Stored dataset items
◇ ◇ ◇ ◇ ◇

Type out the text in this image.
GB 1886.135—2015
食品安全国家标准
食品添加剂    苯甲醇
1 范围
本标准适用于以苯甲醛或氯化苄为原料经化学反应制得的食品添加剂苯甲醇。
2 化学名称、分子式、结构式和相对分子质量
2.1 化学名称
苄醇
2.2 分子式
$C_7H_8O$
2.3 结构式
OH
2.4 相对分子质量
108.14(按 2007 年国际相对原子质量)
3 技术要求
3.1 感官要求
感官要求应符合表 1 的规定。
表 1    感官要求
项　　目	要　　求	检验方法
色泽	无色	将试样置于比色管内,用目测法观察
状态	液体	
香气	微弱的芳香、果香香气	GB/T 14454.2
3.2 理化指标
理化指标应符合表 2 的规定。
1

◇ ◇ ◇ ◇ ◇

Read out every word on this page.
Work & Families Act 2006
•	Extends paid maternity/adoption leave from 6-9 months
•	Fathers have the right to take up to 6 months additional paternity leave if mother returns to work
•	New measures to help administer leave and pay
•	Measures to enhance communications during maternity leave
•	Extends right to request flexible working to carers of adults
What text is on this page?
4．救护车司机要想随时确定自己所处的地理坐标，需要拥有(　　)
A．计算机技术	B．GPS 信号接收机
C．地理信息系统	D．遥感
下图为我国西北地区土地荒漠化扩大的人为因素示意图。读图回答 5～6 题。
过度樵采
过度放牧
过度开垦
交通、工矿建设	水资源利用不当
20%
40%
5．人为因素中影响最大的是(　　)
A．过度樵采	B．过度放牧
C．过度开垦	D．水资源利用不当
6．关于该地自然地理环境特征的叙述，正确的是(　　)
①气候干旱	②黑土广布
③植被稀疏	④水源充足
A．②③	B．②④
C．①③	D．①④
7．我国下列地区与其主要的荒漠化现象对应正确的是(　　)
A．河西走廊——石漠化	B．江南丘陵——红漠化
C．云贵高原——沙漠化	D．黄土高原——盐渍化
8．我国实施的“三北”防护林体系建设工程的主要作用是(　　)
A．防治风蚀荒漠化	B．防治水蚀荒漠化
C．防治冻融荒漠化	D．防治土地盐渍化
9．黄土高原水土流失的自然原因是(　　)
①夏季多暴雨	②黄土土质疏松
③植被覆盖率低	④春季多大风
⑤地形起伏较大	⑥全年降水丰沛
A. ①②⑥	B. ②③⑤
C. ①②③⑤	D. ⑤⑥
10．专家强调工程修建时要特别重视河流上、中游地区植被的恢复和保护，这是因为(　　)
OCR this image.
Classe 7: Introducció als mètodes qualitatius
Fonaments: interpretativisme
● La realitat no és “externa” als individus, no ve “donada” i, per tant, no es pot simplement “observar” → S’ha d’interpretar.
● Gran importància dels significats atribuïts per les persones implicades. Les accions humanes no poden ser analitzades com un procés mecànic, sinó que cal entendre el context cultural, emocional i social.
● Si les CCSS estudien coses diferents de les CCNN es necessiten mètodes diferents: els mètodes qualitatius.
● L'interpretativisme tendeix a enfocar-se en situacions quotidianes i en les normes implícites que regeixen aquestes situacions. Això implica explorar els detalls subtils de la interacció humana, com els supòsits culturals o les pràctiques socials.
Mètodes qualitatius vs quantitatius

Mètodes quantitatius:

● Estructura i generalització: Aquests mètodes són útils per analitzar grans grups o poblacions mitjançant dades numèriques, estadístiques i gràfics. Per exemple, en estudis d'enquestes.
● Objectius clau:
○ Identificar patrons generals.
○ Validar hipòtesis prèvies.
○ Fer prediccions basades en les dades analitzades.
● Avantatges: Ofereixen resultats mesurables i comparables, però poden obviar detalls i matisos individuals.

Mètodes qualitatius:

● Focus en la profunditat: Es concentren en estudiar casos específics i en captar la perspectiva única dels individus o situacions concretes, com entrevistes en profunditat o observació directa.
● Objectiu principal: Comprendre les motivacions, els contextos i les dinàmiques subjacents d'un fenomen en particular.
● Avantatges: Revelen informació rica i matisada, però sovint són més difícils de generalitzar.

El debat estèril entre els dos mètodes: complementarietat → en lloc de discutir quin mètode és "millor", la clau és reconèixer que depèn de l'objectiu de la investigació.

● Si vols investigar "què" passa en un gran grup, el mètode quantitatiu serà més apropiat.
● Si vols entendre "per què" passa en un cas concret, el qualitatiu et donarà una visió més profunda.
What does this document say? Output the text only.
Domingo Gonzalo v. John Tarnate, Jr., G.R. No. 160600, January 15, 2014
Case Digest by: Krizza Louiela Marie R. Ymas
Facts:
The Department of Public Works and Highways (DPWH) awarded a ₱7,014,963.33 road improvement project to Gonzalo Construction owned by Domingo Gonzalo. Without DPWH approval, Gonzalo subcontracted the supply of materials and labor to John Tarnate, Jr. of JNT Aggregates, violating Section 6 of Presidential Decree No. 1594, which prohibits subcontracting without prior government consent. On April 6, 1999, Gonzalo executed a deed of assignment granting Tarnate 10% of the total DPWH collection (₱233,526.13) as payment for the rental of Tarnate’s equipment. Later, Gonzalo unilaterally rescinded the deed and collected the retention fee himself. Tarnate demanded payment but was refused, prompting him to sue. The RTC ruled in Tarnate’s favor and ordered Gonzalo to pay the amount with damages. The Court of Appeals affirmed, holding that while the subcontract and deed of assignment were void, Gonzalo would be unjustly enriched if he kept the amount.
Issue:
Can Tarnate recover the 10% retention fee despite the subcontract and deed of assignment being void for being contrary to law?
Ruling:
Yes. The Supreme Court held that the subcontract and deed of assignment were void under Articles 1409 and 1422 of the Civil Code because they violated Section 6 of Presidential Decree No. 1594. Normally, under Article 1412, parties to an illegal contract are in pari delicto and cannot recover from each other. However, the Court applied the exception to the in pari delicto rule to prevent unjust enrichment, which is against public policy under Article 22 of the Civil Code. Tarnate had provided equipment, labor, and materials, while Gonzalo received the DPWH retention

◇ ◇ ◇ ◇ ◇

• Exercise brief: From the material above, gather all lines that include the string "poden" and copy them.

• Result of this task:
● Gran importància dels significats atribuïts per les persones implicades. Les accions humanes no poden ser analitzades com un procés mecànic, sinó que cal entendre el context cultural, emocional i social.
● Avantatges: Ofereixen resultats mesurables i comparables, però poden obviar detalls i matisos individuals.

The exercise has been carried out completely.